▸ WHAT IS NEEDED:
Identify the lines that contain the string "Carnitine" and report only how many there are.

▸ EXERCISE DATA:
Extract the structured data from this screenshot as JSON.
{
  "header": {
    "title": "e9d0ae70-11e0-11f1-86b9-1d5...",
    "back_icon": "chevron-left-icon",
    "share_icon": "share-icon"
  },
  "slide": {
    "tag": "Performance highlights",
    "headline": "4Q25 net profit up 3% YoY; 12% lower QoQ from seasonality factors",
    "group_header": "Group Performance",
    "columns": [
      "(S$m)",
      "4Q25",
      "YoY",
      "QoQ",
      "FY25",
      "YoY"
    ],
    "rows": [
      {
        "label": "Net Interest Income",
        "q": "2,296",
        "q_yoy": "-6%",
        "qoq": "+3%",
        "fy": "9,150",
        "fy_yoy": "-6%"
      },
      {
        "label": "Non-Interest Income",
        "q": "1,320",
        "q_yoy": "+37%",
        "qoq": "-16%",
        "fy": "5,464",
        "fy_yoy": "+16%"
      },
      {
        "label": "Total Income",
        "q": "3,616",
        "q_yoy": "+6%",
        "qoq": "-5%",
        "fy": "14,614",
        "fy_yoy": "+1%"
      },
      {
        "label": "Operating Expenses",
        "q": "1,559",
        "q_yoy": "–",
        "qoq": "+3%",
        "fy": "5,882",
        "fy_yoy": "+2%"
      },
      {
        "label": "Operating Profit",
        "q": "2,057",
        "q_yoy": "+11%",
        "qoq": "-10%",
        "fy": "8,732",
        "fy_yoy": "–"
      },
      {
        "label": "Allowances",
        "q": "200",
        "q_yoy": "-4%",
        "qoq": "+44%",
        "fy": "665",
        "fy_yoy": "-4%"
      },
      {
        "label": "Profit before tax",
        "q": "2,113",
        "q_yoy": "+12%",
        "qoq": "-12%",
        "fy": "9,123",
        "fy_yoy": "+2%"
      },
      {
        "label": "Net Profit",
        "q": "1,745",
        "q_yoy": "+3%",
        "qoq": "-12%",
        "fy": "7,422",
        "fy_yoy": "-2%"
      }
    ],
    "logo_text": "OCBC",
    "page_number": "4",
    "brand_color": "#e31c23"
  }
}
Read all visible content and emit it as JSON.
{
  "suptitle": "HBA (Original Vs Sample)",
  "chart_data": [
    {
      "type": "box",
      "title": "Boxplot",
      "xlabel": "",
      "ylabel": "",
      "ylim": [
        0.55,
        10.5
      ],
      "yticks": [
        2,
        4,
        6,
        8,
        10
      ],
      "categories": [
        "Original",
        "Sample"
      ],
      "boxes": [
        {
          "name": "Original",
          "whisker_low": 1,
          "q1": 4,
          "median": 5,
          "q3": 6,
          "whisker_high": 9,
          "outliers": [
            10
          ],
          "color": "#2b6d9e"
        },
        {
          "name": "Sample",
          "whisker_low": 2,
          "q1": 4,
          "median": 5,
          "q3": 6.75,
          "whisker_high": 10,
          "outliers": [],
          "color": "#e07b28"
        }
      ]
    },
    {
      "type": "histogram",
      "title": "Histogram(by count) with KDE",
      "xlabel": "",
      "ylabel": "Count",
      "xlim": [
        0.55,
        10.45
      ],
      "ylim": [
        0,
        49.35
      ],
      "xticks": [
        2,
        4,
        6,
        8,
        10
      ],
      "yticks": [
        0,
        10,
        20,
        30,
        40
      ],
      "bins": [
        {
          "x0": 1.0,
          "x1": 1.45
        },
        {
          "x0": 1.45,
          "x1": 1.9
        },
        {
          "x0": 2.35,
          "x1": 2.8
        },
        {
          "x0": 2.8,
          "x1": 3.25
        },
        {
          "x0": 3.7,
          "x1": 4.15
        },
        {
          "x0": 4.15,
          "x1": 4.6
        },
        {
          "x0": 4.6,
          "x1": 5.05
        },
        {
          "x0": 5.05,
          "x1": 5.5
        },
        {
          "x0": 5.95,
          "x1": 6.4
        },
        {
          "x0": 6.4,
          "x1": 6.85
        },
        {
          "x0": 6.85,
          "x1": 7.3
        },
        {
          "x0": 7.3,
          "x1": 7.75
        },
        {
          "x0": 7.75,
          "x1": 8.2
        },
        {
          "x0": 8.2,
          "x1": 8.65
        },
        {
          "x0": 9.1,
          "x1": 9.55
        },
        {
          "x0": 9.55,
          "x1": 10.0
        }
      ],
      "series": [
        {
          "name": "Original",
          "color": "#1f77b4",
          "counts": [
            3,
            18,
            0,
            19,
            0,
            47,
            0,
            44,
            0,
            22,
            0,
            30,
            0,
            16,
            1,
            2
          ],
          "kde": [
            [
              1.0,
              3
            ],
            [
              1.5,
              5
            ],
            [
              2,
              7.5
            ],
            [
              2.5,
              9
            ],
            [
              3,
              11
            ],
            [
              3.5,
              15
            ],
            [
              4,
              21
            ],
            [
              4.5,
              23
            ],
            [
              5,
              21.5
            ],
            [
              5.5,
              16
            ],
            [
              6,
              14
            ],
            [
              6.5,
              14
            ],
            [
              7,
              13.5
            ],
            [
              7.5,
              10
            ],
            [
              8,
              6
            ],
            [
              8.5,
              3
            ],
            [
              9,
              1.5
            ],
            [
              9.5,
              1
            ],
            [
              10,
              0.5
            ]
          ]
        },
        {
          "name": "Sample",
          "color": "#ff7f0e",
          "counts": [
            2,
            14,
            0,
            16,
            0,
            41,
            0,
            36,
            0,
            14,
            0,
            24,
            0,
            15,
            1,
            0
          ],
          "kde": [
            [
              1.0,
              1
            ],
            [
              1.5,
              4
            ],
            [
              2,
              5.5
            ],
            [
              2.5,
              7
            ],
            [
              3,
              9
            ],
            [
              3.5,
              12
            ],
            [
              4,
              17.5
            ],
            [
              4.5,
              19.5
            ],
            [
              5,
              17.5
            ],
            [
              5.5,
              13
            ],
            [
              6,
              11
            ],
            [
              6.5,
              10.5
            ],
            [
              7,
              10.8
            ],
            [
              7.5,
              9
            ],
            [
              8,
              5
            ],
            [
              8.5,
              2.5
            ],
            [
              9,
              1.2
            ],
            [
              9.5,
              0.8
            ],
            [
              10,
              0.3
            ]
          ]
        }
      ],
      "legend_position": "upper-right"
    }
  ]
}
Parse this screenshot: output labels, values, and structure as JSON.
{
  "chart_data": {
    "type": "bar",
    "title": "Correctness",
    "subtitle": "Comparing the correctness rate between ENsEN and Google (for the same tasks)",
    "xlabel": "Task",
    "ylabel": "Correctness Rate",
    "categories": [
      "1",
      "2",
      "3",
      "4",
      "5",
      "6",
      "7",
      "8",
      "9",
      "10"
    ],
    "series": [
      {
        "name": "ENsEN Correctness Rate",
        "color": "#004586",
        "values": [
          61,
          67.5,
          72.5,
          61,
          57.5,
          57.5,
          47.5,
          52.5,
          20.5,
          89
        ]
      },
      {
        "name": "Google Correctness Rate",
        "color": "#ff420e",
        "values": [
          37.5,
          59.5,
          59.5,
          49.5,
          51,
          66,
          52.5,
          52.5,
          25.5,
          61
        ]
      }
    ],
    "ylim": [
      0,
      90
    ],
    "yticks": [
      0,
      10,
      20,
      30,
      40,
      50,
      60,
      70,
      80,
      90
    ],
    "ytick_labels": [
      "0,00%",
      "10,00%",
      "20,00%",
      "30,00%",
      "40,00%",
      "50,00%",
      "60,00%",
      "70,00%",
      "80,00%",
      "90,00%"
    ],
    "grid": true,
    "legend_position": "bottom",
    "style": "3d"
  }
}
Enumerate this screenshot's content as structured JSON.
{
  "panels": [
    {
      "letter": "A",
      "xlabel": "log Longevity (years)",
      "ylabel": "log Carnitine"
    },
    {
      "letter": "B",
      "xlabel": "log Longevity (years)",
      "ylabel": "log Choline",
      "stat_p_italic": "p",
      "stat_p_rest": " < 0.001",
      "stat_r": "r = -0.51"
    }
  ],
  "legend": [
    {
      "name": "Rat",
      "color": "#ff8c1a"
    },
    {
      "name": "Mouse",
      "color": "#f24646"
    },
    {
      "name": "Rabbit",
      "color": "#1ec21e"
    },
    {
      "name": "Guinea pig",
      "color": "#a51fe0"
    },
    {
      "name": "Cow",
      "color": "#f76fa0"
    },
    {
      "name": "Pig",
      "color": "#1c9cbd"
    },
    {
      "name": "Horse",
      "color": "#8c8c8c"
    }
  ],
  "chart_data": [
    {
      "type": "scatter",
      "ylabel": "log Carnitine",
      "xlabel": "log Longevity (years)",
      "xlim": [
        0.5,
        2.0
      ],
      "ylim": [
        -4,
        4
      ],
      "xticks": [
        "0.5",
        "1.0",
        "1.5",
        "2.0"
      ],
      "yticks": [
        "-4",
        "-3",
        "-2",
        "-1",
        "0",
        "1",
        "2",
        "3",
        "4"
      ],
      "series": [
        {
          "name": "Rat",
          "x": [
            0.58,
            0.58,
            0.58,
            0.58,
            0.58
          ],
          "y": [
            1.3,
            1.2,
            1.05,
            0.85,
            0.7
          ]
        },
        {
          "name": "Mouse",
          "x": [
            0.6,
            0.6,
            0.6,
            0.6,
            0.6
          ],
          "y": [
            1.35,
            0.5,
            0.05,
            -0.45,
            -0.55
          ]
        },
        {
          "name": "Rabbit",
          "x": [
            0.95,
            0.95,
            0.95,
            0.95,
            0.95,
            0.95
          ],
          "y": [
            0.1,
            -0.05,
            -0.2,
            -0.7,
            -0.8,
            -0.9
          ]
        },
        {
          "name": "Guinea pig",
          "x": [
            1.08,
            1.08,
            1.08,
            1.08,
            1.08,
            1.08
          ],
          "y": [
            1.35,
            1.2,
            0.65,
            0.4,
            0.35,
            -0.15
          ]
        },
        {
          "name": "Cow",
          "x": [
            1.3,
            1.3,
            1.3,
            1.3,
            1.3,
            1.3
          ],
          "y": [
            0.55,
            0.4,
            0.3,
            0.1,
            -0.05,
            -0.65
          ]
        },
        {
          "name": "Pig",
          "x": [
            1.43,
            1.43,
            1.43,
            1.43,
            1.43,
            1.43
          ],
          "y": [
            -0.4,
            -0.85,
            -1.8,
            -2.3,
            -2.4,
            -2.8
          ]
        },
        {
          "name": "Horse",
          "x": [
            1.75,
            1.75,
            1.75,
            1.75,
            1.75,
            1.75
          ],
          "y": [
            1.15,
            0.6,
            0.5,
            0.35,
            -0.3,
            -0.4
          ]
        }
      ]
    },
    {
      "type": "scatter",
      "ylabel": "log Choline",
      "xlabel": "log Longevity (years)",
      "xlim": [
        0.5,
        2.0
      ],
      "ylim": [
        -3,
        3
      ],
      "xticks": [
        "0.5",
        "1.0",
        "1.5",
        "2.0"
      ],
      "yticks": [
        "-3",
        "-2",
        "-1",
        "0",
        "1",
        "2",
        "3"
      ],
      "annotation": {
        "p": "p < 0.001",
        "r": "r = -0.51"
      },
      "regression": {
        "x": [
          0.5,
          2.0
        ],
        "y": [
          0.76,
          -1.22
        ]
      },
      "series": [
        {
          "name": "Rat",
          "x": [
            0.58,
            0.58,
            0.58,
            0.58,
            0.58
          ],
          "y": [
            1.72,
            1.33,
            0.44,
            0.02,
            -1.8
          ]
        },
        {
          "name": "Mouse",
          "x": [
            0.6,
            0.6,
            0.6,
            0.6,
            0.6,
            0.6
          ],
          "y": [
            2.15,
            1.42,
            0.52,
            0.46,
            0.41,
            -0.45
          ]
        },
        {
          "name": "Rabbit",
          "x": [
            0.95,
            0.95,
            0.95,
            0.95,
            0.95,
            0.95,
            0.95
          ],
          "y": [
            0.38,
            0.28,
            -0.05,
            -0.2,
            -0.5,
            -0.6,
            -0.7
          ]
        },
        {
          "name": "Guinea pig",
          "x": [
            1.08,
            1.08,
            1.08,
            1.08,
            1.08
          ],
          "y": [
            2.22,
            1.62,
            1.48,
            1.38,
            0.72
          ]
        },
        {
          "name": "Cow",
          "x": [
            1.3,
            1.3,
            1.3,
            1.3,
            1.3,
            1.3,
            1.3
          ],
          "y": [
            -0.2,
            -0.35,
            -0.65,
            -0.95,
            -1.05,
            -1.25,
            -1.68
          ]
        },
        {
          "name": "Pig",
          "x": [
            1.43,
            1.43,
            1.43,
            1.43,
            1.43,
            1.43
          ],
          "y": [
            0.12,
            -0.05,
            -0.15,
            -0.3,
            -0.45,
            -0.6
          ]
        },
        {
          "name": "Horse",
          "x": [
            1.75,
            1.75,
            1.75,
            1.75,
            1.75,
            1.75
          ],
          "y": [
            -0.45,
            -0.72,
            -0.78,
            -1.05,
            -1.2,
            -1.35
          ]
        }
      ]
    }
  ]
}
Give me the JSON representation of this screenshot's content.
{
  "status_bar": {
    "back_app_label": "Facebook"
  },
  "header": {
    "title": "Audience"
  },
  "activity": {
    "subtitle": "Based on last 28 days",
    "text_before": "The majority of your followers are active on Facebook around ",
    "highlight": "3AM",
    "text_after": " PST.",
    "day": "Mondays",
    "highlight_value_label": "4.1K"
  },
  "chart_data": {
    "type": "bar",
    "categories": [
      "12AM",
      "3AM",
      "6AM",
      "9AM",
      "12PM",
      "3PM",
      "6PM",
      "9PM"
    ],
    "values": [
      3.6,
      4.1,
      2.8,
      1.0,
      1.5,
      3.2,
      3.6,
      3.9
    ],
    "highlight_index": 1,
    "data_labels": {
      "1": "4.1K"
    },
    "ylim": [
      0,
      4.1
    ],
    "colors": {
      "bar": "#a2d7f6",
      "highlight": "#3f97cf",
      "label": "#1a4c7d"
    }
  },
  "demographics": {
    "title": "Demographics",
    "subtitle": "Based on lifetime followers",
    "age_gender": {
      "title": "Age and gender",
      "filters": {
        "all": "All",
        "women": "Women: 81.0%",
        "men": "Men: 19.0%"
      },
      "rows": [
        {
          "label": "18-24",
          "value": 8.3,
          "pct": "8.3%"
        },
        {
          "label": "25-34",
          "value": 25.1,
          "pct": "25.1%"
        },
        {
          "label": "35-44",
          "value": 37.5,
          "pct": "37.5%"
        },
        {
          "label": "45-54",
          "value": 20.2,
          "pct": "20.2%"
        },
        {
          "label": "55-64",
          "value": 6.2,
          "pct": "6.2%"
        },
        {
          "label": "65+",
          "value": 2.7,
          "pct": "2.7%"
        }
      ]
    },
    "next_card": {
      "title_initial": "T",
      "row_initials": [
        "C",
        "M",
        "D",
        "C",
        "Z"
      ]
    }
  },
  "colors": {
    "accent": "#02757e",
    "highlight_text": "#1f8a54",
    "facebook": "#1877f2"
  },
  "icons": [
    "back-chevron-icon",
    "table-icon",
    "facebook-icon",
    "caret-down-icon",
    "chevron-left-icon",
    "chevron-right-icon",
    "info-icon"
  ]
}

▸ FINAL ANSWER:
2